Transcribe the records below in full; pictures stay out of the copy.

---*---

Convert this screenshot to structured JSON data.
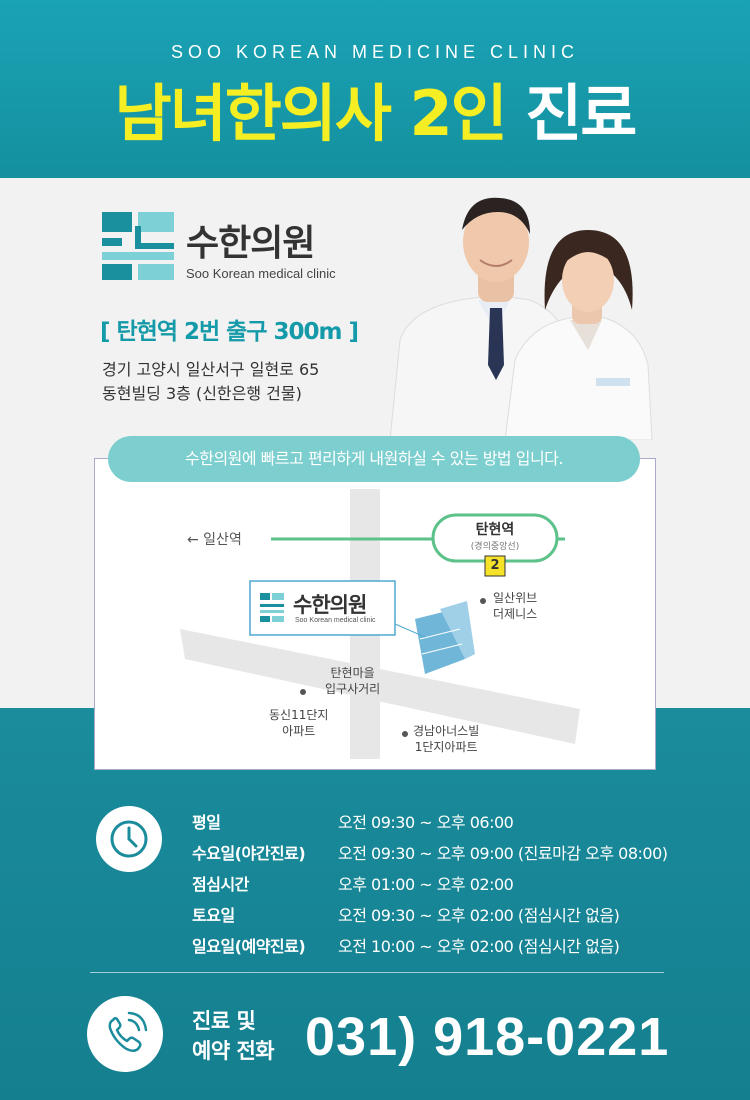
{
  "header": {
    "eng_title": "SOO KOREAN MEDICINE CLINIC",
    "headline_yellow": "남녀한의사 2인",
    "headline_white": "진료"
  },
  "clinic": {
    "name": "수한의원",
    "name_eng": "Soo Korean medical clinic",
    "station_text": "[ 탄현역 2번 출구 300m ]",
    "address_line1": "경기 고양시 일산서구 일현로 65",
    "address_line2": "동현빌딩 3층 (신한은행 건물)"
  },
  "directions_pill": "수한의원에 빠르고 편리하게 내원하실 수 있는 방법 입니다.",
  "map": {
    "ilsan_station": "← 일산역",
    "tanhyeon_station": "탄현역",
    "tanhyeon_line": "(경의중앙선)",
    "exit_number": "2",
    "clinic_name": "수한의원",
    "clinic_eng": "Soo Korean medical clinic",
    "landmark_ilsan_wib_1": "일산위브",
    "landmark_ilsan_wib_2": "더제니스",
    "landmark_tanhyeon_village_1": "탄현마을",
    "landmark_tanhyeon_village_2": "입구사거리",
    "landmark_dongsin_1": "동신11단지",
    "landmark_dongsin_2": "아파트",
    "landmark_gyeongnam_1": "경남아너스빌",
    "landmark_gyeongnam_2": "1단지아파트"
  },
  "hours": [
    {
      "label": "평일",
      "value": "오전 09:30 ~ 오후 06:00"
    },
    {
      "label": "수요일(야간진료)",
      "value": "오전 09:30 ~ 오후 09:00 (진료마감 오후 08:00)"
    },
    {
      "label": "점심시간",
      "value": "오후 01:00 ~ 오후 02:00"
    },
    {
      "label": "토요일",
      "value": "오전 09:30 ~ 오후 02:00 (점심시간 없음)"
    },
    {
      "label": "일요일(예약진료)",
      "value": "오전 10:00 ~ 오후 02:00 (점심시간 없음)"
    }
  ],
  "phone": {
    "label_line1": "진료 및",
    "label_line2": "예약 전화",
    "number": "031) 918-0221"
  },
  "icons": {
    "clock": "clock-icon",
    "phone": "phone-icon"
  },
  "colors": {
    "teal": "#1aa3b5",
    "dark_teal": "#14909f",
    "yellow": "#f4ee23",
    "pill": "#7dcfcf",
    "route_green": "#5cc28a",
    "exit_yellow": "#f7e22a"
  }
}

---*---

> [Solution to the exercise]:
Convert this screenshot to structured JSON data.
{
  "header": {
    "eng_title": "SOO KOREAN MEDICINE CLINIC",
    "headline_yellow": "남녀한의사 2인",
    "headline_white": "진료"
  },
  "clinic": {
    "name": "수한의원",
    "name_eng": "Soo Korean medical clinic",
    "station_text": "[ 탄현역 2번 출구 300m ]",
    "address_line1": "경기 고양시 일산서구 일현로 65",
    "address_line2": "동현빌딩 3층 (신한은행 건물)"
  },
  "directions_pill": "수한의원에 빠르고 편리하게 내원하실 수 있는 방법 입니다.",
  "map": {
    "ilsan_station": "← 일산역",
    "tanhyeon_station": "탄현역",
    "tanhyeon_line": "(경의중앙선)",
    "exit_number": "2",
    "clinic_name": "수한의원",
    "clinic_eng": "Soo Korean medical clinic",
    "landmark_ilsan_wib_1": "일산위브",
    "landmark_ilsan_wib_2": "더제니스",
    "landmark_tanhyeon_village_1": "탄현마을",
    "landmark_tanhyeon_village_2": "입구사거리",
    "landmark_dongsin_1": "동신11단지",
    "landmark_dongsin_2": "아파트",
    "landmark_gyeongnam_1": "경남아너스빌",
    "landmark_gyeongnam_2": "1단지아파트"
  },
  "hours": [
    {
      "label": "평일",
      "value": "오전 09:30 ~ 오후 06:00"
    },
    {
      "label": "수요일(야간진료)",
      "value": "오전 09:30 ~ 오후 09:00 (진료마감 오후 08:00)"
    },
    {
      "label": "점심시간",
      "value": "오후 01:00 ~ 오후 02:00"
    },
    {
      "label": "토요일",
      "value": "오전 09:30 ~ 오후 02:00 (점심시간 없음)"
    },
    {
      "label": "일요일(예약진료)",
      "value": "오전 10:00 ~ 오후 02:00 (점심시간 없음)"
    }
  ],
  "phone": {
    "label_line1": "진료 및",
    "label_line2": "예약 전화",
    "number": "031) 918-0221"
  },
  "icons": {
    "clock": "clock-icon",
    "phone": "phone-icon"
  },
  "colors": {
    "teal": "#1aa3b5",
    "dark_teal": "#14909f",
    "yellow": "#f4ee23",
    "pill": "#7dcfcf",
    "route_green": "#5cc28a",
    "exit_yellow": "#f7e22a"
  }
}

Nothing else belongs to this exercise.